Task prompt.
Turn the lines from the start of the records up to and including the line with "- table-row: 山东省财金投资集团有限公司" into a Markdown table with two columns, Index and Text. Number each row and skip any blank lines.

Items.
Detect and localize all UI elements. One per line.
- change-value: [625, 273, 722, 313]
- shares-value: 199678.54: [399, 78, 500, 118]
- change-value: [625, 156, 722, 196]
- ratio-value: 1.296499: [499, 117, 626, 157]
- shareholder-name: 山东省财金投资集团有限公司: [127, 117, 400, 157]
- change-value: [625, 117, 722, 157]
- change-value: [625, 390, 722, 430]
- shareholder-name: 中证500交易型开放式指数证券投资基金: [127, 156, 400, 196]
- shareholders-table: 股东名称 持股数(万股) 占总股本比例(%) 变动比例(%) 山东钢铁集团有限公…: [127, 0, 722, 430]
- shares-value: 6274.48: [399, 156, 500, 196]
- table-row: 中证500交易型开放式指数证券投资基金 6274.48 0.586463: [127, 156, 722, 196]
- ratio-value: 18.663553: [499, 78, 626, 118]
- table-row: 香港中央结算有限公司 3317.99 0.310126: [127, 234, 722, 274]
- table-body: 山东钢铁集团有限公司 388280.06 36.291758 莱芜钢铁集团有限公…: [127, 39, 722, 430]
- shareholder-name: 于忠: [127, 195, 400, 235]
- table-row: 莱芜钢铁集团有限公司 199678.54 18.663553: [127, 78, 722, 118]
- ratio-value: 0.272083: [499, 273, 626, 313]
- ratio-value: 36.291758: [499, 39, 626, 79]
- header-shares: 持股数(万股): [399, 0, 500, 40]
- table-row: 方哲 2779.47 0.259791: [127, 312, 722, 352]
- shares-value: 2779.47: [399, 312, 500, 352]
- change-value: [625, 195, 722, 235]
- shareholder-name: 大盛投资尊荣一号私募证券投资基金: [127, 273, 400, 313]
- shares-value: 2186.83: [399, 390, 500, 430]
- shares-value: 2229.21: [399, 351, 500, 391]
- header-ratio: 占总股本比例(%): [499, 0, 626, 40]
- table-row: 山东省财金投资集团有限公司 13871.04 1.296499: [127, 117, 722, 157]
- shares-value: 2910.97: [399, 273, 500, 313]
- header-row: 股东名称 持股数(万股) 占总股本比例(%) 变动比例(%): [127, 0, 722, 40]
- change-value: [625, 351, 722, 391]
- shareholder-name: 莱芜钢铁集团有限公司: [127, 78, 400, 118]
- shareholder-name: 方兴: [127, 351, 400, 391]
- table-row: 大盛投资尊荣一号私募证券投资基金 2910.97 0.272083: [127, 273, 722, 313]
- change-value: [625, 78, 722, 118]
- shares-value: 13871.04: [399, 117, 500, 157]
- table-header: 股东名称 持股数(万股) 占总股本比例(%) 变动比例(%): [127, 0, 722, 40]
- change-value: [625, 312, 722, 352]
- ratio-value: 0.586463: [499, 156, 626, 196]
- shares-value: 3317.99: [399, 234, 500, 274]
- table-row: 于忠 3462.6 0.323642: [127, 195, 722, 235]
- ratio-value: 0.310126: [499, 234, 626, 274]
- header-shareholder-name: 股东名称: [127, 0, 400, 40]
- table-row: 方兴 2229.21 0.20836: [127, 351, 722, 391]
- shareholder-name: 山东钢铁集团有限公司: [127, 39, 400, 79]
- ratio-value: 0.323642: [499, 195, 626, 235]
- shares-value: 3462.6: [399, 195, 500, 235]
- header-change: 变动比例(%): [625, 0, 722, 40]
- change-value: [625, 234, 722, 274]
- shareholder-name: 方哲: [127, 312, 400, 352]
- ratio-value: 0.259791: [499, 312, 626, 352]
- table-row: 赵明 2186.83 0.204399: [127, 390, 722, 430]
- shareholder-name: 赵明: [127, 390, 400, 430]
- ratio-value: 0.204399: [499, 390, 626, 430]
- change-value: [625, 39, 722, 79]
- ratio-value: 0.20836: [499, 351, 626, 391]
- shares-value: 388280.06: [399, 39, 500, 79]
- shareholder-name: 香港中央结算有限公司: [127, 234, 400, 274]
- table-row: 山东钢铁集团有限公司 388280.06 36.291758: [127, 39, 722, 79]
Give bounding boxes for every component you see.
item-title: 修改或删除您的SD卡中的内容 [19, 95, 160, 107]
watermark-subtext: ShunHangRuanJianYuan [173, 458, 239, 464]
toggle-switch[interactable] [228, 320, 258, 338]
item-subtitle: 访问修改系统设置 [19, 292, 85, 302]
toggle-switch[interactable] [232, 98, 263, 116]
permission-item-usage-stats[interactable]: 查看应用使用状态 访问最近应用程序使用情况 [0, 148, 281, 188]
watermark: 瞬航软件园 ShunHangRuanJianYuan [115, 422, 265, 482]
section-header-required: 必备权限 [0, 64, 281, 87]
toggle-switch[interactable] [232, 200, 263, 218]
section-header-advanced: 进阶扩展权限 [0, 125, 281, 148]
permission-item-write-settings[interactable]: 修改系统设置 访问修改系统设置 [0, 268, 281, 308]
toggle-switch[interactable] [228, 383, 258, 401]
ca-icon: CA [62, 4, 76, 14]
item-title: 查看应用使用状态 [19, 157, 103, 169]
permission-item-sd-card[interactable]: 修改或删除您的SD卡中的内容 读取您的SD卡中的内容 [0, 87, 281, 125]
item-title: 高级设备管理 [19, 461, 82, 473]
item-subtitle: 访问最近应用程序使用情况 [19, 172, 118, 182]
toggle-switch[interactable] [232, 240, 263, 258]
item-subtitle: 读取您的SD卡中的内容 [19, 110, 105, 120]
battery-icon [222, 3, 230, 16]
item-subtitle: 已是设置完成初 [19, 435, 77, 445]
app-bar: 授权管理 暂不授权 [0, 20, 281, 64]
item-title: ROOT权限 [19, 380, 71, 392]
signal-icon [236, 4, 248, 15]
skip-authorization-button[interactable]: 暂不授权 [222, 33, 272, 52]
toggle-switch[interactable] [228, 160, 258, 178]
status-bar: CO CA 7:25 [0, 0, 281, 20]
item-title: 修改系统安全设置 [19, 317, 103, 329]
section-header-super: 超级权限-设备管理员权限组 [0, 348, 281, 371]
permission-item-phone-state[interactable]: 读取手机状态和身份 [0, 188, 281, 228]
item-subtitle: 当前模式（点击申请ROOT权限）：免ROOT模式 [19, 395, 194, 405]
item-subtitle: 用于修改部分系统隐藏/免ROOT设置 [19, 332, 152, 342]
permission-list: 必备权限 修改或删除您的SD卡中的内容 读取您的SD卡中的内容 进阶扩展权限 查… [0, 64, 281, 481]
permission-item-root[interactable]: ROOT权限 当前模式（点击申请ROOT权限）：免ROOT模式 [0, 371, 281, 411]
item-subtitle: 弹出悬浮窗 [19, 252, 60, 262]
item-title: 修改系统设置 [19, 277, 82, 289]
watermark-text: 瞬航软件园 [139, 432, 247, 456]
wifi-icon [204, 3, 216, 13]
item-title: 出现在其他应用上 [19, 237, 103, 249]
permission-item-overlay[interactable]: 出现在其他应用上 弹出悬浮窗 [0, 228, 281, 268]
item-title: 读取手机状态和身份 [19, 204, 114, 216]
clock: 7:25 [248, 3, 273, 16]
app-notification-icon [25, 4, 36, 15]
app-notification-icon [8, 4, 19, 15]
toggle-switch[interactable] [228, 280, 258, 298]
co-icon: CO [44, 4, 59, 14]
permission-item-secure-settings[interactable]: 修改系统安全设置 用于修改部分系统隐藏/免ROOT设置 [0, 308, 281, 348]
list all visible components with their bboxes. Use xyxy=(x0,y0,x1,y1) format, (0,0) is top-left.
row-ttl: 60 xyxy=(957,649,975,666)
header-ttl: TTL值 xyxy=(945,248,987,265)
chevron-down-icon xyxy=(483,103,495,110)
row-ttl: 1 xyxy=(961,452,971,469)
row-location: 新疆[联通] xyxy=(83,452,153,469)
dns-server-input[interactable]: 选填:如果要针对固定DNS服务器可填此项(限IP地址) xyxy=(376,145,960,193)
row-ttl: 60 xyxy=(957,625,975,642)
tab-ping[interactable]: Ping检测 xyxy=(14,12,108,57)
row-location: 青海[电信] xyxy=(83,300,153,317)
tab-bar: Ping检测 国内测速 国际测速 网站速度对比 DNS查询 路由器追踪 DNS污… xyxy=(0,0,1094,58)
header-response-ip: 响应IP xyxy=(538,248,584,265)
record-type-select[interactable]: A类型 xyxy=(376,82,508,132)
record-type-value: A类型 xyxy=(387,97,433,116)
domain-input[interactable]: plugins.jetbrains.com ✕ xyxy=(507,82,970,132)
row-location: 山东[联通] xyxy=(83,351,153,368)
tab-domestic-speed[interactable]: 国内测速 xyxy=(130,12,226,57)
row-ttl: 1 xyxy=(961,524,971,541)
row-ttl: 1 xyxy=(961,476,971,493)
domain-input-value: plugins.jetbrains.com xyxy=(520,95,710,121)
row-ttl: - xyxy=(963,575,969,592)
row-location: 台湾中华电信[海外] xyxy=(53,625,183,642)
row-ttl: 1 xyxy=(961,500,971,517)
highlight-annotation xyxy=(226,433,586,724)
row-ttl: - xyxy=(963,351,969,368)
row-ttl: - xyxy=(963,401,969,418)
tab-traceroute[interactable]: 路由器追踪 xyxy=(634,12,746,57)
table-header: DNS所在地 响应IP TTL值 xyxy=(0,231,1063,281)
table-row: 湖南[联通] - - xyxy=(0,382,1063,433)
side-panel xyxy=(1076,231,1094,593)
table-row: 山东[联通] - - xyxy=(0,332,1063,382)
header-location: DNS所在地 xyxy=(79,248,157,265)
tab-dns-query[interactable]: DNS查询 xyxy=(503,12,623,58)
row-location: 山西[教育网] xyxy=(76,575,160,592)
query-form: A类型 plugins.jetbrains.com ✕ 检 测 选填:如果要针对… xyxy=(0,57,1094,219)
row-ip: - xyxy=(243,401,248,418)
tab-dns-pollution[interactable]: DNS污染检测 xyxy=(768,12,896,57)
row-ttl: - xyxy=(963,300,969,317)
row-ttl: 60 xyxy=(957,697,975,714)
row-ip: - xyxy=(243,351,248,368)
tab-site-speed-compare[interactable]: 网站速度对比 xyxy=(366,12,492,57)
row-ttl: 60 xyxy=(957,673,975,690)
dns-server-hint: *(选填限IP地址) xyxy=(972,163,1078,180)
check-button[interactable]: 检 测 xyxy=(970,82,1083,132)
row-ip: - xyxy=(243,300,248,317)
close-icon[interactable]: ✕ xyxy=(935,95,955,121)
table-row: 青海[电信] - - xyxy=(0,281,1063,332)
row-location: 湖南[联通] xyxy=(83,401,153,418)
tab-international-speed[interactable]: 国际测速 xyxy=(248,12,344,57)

Exercise solution.
| Index | Text |
|---|---|
| 1 | Detect and localize all UI elements. One per line. |
| 2 | - change-value: [625, 273, 722, 313] |
| 3 | - shares-value: 199678.54: [399, 78, 500, 118] |
| 4 | - change-value: [625, 156, 722, 196] |
| 5 | - ratio-value: 1.296499: [499, 117, 626, 157] |
| 6 | - shareholder-name: 山东省财金投资集团有限公司: [127, 117, 400, 157] |
| 7 | - change-value: [625, 117, 722, 157] |
| 8 | - change-value: [625, 390, 722, 430] |
| 9 | - shareholder-name: 中证500交易型开放式指数证券投资基金: [127, 156, 400, 196] |
| 10 | - shareholders-table: 股东名称 持股数(万股) 占总股本比例(%) 变动比例(%) 山东钢铁集团有限公…: [127, 0, 722, 430] |
| 11 | - shares-value: 6274.48: [399, 156, 500, 196] |
| 12 | - table-row: 中证500交易型开放式指数证券投资基金 6274.48 0.586463: [127, 156, 722, 196] |
| 13 | - ratio-value: 18.663553: [499, 78, 626, 118] |
| 14 | - table-row: 香港中央结算有限公司 3317.99 0.310126: [127, 234, 722, 274] |
| 15 | - table-body: 山东钢铁集团有限公司 388280.06 36.291758 莱芜钢铁集团有限公…: [127, 39, 722, 430] |
| 16 | - shareholder-name: 于忠: [127, 195, 400, 235] |
| 17 | - table-row: 莱芜钢铁集团有限公司 199678.54 18.663553: [127, 78, 722, 118] |
| 18 | - ratio-value: 0.272083: [499, 273, 626, 313] |
| 19 | - ratio-value: 36.291758: [499, 39, 626, 79] |
| 20 | - header-shares: 持股数(万股): [399, 0, 500, 40] |
| 21 | - table-row: 方哲 2779.47 0.259791: [127, 312, 722, 352] |
| 22 | - shares-value: 2779.47: [399, 312, 500, 352] |
| 23 | - change-value: [625, 195, 722, 235] |
| 24 | - shareholder-name: 大盛投资尊荣一号私募证券投资基金: [127, 273, 400, 313] |
| 25 | - shares-value: 2186.83: [399, 390, 500, 430] |
| 26 | - shares-value: 2229.21: [399, 351, 500, 391] |
| 27 | - header-ratio: 占总股本比例(%): [499, 0, 626, 40] |
| 28 | - table-row: 山东省财金投资集团有限公司 13871.04 1.296499: [127, 117, 722, 157] |